● WHAT YOU HAVE TO DO
Without the pictures, print each of the records below exactly as it appears.

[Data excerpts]
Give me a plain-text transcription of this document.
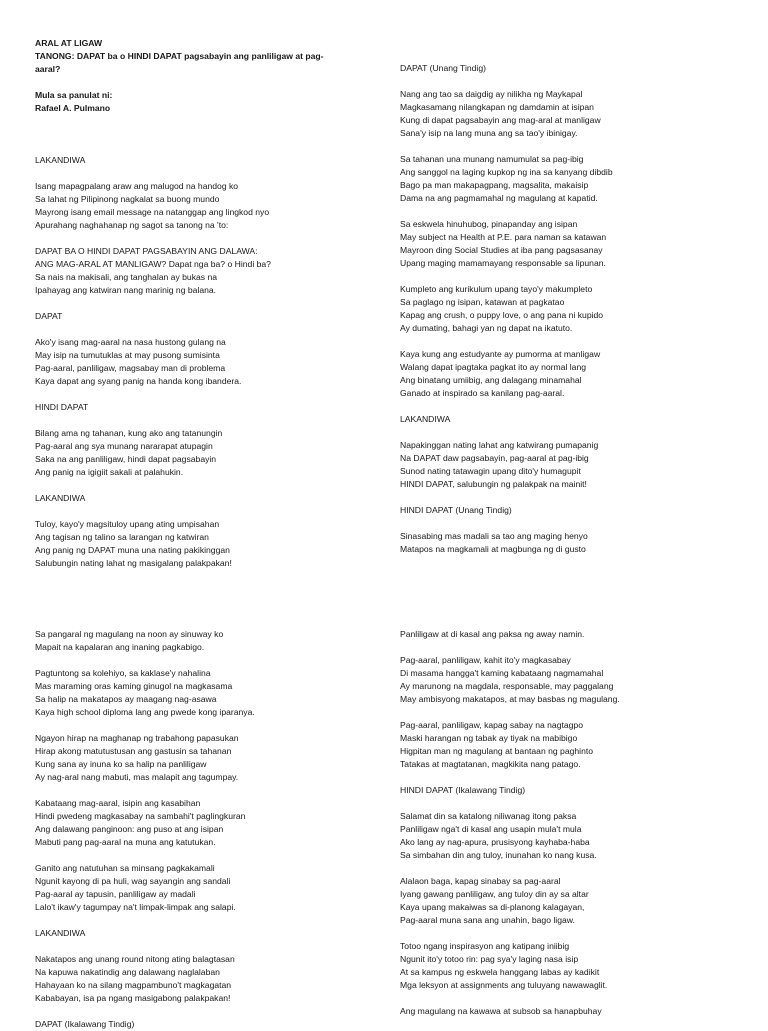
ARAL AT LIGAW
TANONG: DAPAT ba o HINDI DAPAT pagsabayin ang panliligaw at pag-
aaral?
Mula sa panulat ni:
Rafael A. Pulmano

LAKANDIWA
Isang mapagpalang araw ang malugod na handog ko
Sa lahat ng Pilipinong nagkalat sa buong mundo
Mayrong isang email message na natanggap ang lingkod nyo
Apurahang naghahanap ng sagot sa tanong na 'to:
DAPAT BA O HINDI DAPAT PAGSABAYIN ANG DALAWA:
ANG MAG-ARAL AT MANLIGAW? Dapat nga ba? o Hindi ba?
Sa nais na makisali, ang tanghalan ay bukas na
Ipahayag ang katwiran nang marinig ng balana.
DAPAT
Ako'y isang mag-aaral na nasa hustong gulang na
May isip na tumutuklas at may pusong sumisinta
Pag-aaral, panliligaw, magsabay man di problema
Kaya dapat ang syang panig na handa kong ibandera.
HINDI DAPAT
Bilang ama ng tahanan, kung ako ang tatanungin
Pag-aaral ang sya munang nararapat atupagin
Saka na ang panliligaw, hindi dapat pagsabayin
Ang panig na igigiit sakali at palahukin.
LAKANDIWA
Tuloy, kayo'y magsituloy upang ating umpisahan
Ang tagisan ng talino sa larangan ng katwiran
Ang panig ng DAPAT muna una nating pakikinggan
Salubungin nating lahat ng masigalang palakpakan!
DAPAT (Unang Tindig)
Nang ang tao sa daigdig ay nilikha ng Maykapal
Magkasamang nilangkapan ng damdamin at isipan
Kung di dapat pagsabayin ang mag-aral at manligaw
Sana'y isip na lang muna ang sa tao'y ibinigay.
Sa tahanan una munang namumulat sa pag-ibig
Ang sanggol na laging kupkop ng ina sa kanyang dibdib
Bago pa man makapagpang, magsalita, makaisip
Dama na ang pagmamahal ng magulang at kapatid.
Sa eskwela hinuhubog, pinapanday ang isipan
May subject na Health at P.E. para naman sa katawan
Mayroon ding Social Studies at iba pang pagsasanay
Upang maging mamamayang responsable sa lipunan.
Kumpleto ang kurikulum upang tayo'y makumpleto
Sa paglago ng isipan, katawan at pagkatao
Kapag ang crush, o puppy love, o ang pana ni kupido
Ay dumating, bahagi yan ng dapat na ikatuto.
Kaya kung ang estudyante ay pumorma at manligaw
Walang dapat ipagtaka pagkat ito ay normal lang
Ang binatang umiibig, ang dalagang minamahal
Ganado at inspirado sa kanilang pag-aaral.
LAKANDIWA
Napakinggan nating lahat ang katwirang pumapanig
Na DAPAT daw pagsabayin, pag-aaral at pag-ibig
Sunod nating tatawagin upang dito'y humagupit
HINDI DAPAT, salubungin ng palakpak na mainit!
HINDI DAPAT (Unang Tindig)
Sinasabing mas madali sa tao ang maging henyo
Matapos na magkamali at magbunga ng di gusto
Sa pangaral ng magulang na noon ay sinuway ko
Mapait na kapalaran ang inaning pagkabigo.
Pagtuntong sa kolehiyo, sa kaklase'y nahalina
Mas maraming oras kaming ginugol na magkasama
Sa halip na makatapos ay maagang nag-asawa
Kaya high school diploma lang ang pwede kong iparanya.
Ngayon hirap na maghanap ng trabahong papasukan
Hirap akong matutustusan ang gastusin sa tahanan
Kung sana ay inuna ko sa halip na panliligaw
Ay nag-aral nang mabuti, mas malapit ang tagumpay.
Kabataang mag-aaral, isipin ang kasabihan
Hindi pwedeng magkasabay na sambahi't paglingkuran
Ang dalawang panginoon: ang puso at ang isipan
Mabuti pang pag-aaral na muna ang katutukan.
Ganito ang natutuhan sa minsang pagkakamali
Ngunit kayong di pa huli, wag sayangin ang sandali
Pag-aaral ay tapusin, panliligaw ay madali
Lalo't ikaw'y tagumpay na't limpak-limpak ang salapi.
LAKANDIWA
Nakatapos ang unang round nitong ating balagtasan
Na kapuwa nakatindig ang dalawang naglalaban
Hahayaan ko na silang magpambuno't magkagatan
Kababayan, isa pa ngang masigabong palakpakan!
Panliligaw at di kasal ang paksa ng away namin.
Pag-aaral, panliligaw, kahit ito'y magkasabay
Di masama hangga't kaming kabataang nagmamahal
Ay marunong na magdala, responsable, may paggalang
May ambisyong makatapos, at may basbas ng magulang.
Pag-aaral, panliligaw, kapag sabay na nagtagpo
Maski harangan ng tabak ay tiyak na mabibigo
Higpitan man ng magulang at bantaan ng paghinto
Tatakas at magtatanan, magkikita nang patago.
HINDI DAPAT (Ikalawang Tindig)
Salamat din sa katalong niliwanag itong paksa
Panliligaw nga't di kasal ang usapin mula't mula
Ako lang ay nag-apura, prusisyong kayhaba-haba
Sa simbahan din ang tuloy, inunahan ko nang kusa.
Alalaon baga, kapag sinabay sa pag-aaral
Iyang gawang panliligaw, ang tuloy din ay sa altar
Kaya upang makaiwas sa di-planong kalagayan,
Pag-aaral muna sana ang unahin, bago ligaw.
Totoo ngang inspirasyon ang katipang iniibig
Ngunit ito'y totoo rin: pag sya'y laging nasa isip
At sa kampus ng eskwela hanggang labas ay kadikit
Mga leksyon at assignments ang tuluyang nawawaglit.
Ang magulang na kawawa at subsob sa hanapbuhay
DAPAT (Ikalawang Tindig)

● ANSWER TO THIS EXERCISE
Give me a plain-text transcription of this document.
ARAL AT LIGAW
TANONG: DAPAT ba o HINDI DAPAT pagsabayin ang panliligaw at pag-
aaral?
Mula sa panulat ni:
Rafael A. Pulmano

LAKANDIWA
Isang mapagpalang araw ang malugod na handog ko
Sa lahat ng Pilipinong nagkalat sa buong mundo
Mayrong isang email message na natanggap ang lingkod nyo
Apurahang naghahanap ng sagot sa tanong na 'to:
DAPAT BA O HINDI DAPAT PAGSABAYIN ANG DALAWA:
ANG MAG-ARAL AT MANLIGAW? Dapat nga ba? o Hindi ba?
Sa nais na makisali, ang tanghalan ay bukas na
Ipahayag ang katwiran nang marinig ng balana.
DAPAT
Ako'y isang mag-aaral na nasa hustong gulang na
May isip na tumutuklas at may pusong sumisinta
Pag-aaral, panliligaw, magsabay man di problema
Kaya dapat ang syang panig na handa kong ibandera.
HINDI DAPAT
Bilang ama ng tahanan, kung ako ang tatanungin
Pag-aaral ang sya munang nararapat atupagin
Saka na ang panliligaw, hindi dapat pagsabayin
Ang panig na igigiit sakali at palahukin.
LAKANDIWA
Tuloy, kayo'y magsituloy upang ating umpisahan
Ang tagisan ng talino sa larangan ng katwiran
Ang panig ng DAPAT muna una nating pakikinggan
Salubungin nating lahat ng masigalang palakpakan!
DAPAT (Unang Tindig)
Nang ang tao sa daigdig ay nilikha ng Maykapal
Magkasamang nilangkapan ng damdamin at isipan
Kung di dapat pagsabayin ang mag-aral at manligaw
Sana'y isip na lang muna ang sa tao'y ibinigay.
Sa tahanan una munang namumulat sa pag-ibig
Ang sanggol na laging kupkop ng ina sa kanyang dibdib
Bago pa man makapagpang, magsalita, makaisip
Dama na ang pagmamahal ng magulang at kapatid.
Sa eskwela hinuhubog, pinapanday ang isipan
May subject na Health at P.E. para naman sa katawan
Mayroon ding Social Studies at iba pang pagsasanay
Upang maging mamamayang responsable sa lipunan.
Kumpleto ang kurikulum upang tayo'y makumpleto
Sa paglago ng isipan, katawan at pagkatao
Kapag ang crush, o puppy love, o ang pana ni kupido
Ay dumating, bahagi yan ng dapat na ikatuto.
Kaya kung ang estudyante ay pumorma at manligaw
Walang dapat ipagtaka pagkat ito ay normal lang
Ang binatang umiibig, ang dalagang minamahal
Ganado at inspirado sa kanilang pag-aaral.
LAKANDIWA
Napakinggan nating lahat ang katwirang pumapanig
Na DAPAT daw pagsabayin, pag-aaral at pag-ibig
Sunod nating tatawagin upang dito'y humagupit
HINDI DAPAT, salubungin ng palakpak na mainit!
HINDI DAPAT (Unang Tindig)
Sinasabing mas madali sa tao ang maging henyo
Matapos na magkamali at magbunga ng di gusto
Sa pangaral ng magulang na noon ay sinuway ko
Mapait na kapalaran ang inaning pagkabigo.
Pagtuntong sa kolehiyo, sa kaklase'y nahalina
Mas maraming oras kaming ginugol na magkasama
Sa halip na makatapos ay maagang nag-asawa
Kaya high school diploma lang ang pwede kong iparanya.
Ngayon hirap na maghanap ng trabahong papasukan
Hirap akong matutustusan ang gastusin sa tahanan
Kung sana ay inuna ko sa halip na panliligaw
Ay nag-aral nang mabuti, mas malapit ang tagumpay.
Kabataang mag-aaral, isipin ang kasabihan
Hindi pwedeng magkasabay na sambahi't paglingkuran
Ang dalawang panginoon: ang puso at ang isipan
Mabuti pang pag-aaral na muna ang katutukan.
Ganito ang natutuhan sa minsang pagkakamali
Ngunit kayong di pa huli, wag sayangin ang sandali
Pag-aaral ay tapusin, panliligaw ay madali
Lalo't ikaw'y tagumpay na't limpak-limpak ang salapi.
LAKANDIWA
Nakatapos ang unang round nitong ating balagtasan
Na kapuwa nakatindig ang dalawang naglalaban
Hahayaan ko na silang magpambuno't magkagatan
Kababayan, isa pa ngang masigabong palakpakan!
Panliligaw at di kasal ang paksa ng away namin.
Pag-aaral, panliligaw, kahit ito'y magkasabay
Di masama hangga't kaming kabataang nagmamahal
Ay marunong na magdala, responsable, may paggalang
May ambisyong makatapos, at may basbas ng magulang.
Pag-aaral, panliligaw, kapag sabay na nagtagpo
Maski harangan ng tabak ay tiyak na mabibigo
Higpitan man ng magulang at bantaan ng paghinto
Tatakas at magtatanan, magkikita nang patago.
HINDI DAPAT (Ikalawang Tindig)
Salamat din sa katalong niliwanag itong paksa
Panliligaw nga't di kasal ang usapin mula't mula
Ako lang ay nag-apura, prusisyong kayhaba-haba
Sa simbahan din ang tuloy, inunahan ko nang kusa.
Alalaon baga, kapag sinabay sa pag-aaral
Iyang gawang panliligaw, ang tuloy din ay sa altar
Kaya upang makaiwas sa di-planong kalagayan,
Pag-aaral muna sana ang unahin, bago ligaw.
Totoo ngang inspirasyon ang katipang iniibig
Ngunit ito'y totoo rin: pag sya'y laging nasa isip
At sa kampus ng eskwela hanggang labas ay kadikit
Mga leksyon at assignments ang tuluyang nawawaglit.
Ang magulang na kawawa at subsob sa hanapbuhay
DAPAT (Ikalawang Tindig)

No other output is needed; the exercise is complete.